* _Material supplied_
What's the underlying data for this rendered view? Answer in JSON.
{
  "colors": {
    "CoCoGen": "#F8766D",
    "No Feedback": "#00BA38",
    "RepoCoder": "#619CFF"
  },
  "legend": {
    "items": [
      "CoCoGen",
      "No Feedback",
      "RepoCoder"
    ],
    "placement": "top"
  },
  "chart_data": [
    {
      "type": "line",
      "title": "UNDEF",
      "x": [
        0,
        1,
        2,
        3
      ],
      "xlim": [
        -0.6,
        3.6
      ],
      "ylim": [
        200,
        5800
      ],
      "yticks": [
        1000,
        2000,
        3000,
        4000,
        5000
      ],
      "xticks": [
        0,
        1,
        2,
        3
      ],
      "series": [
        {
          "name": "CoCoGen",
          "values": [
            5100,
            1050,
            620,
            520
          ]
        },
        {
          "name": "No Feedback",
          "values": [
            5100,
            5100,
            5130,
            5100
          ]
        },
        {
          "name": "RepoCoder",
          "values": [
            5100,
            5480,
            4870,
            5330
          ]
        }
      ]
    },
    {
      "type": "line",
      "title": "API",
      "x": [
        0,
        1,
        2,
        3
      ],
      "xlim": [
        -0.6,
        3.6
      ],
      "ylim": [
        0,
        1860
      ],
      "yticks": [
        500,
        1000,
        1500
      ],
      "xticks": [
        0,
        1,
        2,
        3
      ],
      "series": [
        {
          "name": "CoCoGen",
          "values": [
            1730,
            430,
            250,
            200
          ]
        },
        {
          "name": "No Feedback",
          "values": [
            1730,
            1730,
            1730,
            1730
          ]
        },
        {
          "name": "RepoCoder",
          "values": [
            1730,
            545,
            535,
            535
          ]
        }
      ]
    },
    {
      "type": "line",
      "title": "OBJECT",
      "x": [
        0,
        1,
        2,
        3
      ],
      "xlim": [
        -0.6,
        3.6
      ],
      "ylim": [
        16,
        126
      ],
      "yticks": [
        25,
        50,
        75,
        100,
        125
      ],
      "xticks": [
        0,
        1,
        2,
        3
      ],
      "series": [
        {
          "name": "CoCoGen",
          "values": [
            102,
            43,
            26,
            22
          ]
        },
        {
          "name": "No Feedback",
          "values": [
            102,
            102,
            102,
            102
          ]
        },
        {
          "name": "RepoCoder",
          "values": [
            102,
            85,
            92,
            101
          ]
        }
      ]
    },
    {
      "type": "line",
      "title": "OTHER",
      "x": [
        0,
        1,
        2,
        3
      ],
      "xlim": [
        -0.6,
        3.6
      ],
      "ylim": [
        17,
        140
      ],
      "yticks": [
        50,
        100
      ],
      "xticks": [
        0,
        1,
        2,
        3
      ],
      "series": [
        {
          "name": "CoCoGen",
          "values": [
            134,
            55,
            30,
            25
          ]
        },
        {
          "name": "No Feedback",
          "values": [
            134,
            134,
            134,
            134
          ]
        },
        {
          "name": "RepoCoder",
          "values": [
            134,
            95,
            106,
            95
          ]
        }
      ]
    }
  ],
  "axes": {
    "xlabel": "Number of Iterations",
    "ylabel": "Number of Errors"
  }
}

* _Work to be completed_
Lines holding the word "Number" should be counted across the entries; state only how many there are.

* _Answer for this exercise_
2